(Collected data entries)
━━━━━━━━
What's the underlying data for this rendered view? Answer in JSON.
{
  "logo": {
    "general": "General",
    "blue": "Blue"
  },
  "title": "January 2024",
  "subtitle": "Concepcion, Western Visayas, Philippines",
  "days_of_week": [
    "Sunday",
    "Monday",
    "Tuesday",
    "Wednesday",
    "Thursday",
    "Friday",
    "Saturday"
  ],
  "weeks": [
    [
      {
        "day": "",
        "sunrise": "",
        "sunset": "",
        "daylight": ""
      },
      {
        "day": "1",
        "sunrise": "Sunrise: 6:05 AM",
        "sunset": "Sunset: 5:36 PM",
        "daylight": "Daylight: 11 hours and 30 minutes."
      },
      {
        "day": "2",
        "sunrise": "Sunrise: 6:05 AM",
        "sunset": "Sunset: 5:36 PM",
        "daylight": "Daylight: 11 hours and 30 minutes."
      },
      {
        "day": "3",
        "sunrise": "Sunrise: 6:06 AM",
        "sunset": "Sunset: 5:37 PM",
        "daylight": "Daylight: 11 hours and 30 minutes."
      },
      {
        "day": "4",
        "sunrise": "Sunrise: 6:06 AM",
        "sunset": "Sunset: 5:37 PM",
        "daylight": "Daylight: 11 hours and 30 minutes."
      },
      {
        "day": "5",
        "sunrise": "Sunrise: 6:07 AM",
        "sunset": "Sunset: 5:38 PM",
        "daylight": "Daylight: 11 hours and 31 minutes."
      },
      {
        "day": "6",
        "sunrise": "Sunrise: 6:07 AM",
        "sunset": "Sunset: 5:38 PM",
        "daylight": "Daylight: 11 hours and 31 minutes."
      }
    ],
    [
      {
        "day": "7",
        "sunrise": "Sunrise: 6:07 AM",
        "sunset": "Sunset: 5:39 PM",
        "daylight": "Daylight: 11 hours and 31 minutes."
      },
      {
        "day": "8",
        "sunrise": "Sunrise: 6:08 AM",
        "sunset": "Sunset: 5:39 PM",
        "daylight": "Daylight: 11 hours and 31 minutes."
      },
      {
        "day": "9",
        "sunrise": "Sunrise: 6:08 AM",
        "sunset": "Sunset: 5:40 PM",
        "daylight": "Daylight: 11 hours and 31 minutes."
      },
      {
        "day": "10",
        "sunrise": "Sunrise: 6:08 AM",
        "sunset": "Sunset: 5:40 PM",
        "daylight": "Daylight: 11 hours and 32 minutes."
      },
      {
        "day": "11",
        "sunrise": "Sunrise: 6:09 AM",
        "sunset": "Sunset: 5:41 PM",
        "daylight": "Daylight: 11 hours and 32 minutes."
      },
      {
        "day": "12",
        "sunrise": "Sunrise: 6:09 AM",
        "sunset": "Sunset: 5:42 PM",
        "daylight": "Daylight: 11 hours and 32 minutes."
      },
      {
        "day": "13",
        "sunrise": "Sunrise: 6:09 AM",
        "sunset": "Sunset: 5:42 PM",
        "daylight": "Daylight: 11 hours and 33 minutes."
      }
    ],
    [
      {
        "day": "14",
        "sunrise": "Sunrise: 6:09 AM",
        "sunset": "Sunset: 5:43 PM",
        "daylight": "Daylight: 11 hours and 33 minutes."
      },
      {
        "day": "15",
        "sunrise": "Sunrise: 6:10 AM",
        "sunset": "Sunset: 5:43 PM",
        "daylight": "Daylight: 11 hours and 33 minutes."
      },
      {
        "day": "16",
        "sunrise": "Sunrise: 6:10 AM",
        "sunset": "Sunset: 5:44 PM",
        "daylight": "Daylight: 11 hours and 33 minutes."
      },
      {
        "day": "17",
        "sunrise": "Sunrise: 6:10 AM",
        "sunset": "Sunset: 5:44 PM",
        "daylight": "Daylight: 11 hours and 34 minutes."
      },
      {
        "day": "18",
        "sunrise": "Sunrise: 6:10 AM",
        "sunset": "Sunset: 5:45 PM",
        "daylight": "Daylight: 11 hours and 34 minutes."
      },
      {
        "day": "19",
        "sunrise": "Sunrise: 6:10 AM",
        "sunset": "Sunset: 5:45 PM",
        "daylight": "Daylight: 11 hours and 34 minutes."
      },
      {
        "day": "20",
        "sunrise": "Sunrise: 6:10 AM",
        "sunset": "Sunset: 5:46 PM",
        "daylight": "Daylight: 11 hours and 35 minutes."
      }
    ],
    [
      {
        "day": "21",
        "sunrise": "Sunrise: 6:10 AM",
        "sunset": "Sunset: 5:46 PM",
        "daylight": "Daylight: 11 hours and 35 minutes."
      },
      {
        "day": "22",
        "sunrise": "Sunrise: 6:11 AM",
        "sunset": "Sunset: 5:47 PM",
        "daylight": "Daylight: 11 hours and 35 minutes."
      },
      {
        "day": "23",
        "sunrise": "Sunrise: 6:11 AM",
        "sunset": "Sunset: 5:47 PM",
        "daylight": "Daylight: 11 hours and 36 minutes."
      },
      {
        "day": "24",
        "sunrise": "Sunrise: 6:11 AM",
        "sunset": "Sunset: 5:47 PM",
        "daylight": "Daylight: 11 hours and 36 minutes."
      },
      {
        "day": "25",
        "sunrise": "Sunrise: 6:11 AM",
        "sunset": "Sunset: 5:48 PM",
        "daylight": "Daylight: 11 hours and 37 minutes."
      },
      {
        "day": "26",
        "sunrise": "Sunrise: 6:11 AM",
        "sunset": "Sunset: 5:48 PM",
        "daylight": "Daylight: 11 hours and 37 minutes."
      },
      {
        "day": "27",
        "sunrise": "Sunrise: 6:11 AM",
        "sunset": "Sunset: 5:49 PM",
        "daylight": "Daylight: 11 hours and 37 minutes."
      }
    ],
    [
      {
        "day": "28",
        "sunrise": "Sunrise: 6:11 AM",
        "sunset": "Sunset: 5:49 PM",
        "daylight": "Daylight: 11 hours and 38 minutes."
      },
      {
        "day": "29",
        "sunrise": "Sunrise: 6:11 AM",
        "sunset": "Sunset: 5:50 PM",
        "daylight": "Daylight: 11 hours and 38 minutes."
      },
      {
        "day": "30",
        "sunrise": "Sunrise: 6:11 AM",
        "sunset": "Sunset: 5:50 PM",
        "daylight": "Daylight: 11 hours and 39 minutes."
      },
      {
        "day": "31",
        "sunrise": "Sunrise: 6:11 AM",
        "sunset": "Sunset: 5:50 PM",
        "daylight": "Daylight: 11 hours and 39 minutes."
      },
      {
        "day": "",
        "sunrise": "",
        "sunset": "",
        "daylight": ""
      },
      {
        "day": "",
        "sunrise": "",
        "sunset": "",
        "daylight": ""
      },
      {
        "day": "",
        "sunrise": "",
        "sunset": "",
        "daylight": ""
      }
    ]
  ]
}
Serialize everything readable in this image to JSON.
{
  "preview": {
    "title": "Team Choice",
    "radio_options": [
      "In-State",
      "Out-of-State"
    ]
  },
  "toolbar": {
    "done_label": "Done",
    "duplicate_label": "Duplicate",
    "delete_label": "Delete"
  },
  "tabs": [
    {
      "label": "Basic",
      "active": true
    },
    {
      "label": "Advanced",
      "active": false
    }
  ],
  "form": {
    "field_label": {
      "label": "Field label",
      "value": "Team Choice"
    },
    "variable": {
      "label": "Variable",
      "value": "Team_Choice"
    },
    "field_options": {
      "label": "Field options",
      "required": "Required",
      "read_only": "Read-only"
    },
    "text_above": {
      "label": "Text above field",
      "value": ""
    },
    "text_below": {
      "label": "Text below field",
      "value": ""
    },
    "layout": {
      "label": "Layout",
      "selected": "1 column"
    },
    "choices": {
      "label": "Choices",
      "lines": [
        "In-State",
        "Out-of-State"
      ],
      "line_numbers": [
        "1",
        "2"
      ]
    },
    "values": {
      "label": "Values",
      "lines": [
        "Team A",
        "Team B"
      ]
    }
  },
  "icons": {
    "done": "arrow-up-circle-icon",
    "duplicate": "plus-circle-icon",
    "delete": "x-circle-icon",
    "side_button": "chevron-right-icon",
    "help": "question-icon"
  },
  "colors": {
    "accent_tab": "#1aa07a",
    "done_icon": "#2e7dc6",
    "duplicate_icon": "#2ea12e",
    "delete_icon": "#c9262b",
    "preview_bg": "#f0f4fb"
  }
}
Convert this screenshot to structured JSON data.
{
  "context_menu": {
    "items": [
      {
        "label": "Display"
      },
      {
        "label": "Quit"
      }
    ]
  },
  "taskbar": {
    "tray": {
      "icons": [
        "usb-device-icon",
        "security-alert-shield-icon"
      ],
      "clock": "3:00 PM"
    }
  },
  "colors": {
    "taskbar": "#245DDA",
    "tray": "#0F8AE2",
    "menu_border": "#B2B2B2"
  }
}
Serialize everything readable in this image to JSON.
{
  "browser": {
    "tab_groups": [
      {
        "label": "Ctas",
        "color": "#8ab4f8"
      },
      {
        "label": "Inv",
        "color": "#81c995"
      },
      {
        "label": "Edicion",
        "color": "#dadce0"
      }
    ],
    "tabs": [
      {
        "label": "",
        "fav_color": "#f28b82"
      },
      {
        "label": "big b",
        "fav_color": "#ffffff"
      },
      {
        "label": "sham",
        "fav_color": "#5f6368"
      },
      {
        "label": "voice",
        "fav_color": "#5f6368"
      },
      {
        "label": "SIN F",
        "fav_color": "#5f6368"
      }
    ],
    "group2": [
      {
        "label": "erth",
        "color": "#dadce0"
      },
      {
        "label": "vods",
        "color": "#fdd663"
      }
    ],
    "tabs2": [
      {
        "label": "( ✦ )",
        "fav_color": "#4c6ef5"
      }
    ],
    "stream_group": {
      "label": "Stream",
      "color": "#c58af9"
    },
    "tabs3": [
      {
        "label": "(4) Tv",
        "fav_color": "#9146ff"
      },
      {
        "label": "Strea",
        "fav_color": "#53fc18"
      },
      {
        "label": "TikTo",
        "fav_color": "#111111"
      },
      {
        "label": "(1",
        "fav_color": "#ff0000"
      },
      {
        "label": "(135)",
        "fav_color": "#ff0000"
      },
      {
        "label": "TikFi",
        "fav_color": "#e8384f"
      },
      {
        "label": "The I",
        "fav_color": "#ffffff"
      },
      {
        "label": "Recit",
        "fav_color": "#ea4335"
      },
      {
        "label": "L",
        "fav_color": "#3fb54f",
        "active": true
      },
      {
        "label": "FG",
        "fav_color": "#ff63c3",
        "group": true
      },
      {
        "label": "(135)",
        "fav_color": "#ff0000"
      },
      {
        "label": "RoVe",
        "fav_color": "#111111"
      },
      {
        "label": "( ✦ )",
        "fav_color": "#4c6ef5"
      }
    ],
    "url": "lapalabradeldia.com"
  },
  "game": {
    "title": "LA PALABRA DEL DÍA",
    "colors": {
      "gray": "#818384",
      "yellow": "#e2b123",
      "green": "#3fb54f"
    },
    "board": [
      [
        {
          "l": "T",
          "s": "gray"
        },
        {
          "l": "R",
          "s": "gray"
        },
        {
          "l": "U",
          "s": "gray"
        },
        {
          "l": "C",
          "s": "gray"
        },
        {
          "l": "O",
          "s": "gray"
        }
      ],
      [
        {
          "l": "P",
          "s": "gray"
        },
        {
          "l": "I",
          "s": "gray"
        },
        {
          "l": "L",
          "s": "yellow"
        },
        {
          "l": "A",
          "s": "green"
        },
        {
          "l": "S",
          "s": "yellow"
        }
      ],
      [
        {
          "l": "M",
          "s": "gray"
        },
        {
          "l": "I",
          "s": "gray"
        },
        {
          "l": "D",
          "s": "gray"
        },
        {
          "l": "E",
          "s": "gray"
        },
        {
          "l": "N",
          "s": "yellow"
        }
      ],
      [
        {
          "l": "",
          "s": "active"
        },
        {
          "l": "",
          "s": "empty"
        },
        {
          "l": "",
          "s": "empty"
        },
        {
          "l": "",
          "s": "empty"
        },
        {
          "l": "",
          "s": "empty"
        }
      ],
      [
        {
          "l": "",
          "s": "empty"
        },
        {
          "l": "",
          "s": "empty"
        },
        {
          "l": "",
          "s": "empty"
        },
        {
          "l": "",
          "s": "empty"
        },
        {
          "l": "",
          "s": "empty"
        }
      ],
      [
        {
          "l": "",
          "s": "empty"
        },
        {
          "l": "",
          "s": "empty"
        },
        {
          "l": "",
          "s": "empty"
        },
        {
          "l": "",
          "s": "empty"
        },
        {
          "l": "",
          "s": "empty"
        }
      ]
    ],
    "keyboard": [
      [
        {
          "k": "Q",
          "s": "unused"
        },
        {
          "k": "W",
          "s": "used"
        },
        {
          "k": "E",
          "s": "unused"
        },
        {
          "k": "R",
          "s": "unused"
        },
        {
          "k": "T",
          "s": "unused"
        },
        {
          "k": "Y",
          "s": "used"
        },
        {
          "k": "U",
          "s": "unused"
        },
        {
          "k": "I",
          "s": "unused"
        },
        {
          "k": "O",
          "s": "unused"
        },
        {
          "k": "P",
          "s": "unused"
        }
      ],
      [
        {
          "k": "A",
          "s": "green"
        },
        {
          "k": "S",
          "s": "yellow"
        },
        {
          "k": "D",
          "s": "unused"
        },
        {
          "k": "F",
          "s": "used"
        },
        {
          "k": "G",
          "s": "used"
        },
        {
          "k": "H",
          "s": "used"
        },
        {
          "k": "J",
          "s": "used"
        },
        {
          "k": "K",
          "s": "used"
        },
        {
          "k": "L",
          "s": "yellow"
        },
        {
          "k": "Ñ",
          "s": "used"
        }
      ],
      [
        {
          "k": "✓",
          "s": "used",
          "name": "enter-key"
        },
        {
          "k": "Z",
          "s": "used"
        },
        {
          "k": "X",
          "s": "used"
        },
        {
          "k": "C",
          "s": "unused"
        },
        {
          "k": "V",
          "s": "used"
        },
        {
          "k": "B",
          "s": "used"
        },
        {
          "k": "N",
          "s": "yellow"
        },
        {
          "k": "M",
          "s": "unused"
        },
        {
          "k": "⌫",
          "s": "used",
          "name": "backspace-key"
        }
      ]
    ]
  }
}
━━━━━━━━
### GIVEN PROBLEM:
Determine how many lines of the data contain "State" and give nothing but that number.

### THE OUTPUT:
4